▶ Records shown:
* * *
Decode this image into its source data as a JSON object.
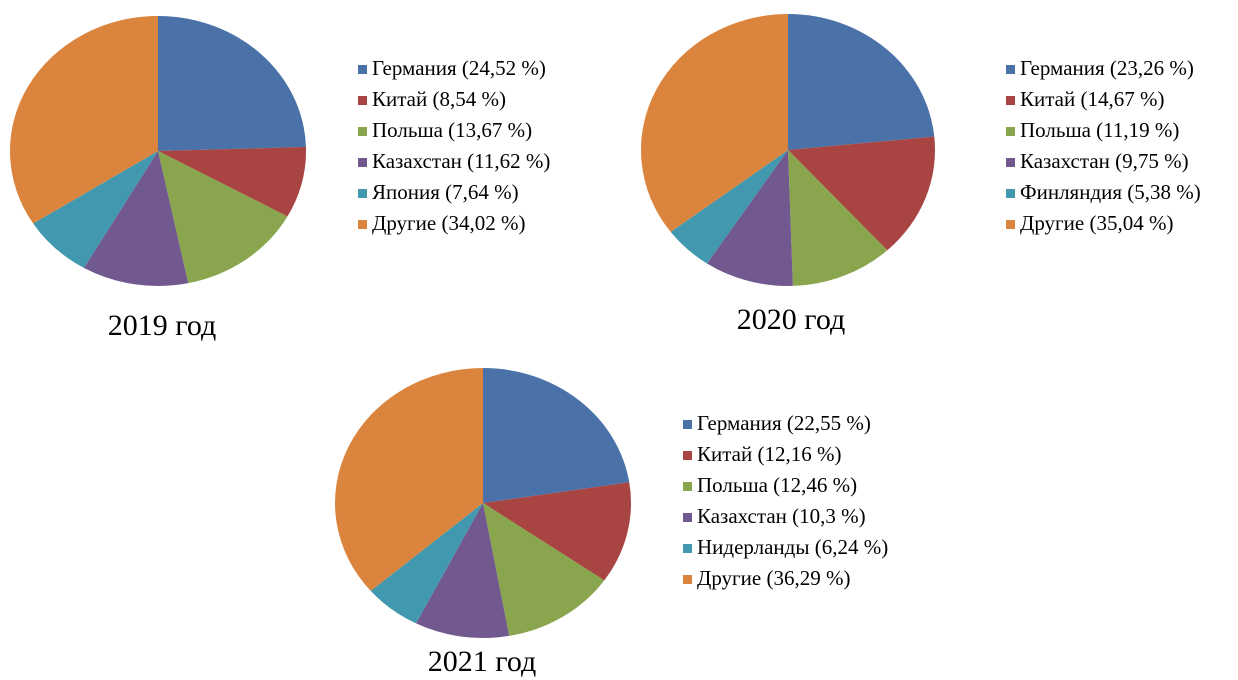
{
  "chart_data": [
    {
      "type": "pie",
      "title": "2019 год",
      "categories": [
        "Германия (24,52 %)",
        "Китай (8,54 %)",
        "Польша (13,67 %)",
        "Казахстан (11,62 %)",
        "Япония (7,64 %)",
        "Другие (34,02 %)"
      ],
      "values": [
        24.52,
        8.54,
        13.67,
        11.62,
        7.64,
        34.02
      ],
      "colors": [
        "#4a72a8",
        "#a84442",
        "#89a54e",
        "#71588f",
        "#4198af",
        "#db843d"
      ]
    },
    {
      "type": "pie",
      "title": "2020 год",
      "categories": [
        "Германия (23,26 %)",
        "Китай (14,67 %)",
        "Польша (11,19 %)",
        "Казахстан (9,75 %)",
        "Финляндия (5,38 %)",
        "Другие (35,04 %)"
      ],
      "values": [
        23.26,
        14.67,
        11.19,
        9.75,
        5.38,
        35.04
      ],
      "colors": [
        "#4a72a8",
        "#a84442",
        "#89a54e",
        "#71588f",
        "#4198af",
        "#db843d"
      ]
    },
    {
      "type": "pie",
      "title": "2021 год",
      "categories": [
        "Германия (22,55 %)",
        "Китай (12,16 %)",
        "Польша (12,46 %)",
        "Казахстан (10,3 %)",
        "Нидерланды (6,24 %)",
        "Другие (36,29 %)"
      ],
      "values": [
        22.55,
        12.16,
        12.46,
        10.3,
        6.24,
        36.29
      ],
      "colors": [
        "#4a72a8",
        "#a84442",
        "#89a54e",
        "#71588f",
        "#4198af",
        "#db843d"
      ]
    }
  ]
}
* * *
▶ Short problem:
What you return should match the records above word for word, minus the pictures.

▶ Task result:
Decode this image into its source data as a JSON object.
{
  "chart_data": [
    {
      "type": "pie",
      "title": "2019 год",
      "categories": [
        "Германия (24,52 %)",
        "Китай (8,54 %)",
        "Польша (13,67 %)",
        "Казахстан (11,62 %)",
        "Япония (7,64 %)",
        "Другие (34,02 %)"
      ],
      "values": [
        24.52,
        8.54,
        13.67,
        11.62,
        7.64,
        34.02
      ],
      "colors": [
        "#4a72a8",
        "#a84442",
        "#89a54e",
        "#71588f",
        "#4198af",
        "#db843d"
      ]
    },
    {
      "type": "pie",
      "title": "2020 год",
      "categories": [
        "Германия (23,26 %)",
        "Китай (14,67 %)",
        "Польша (11,19 %)",
        "Казахстан (9,75 %)",
        "Финляндия (5,38 %)",
        "Другие (35,04 %)"
      ],
      "values": [
        23.26,
        14.67,
        11.19,
        9.75,
        5.38,
        35.04
      ],
      "colors": [
        "#4a72a8",
        "#a84442",
        "#89a54e",
        "#71588f",
        "#4198af",
        "#db843d"
      ]
    },
    {
      "type": "pie",
      "title": "2021 год",
      "categories": [
        "Германия (22,55 %)",
        "Китай (12,16 %)",
        "Польша (12,46 %)",
        "Казахстан (10,3 %)",
        "Нидерланды (6,24 %)",
        "Другие (36,29 %)"
      ],
      "values": [
        22.55,
        12.16,
        12.46,
        10.3,
        6.24,
        36.29
      ],
      "colors": [
        "#4a72a8",
        "#a84442",
        "#89a54e",
        "#71588f",
        "#4198af",
        "#db843d"
      ]
    }
  ]
}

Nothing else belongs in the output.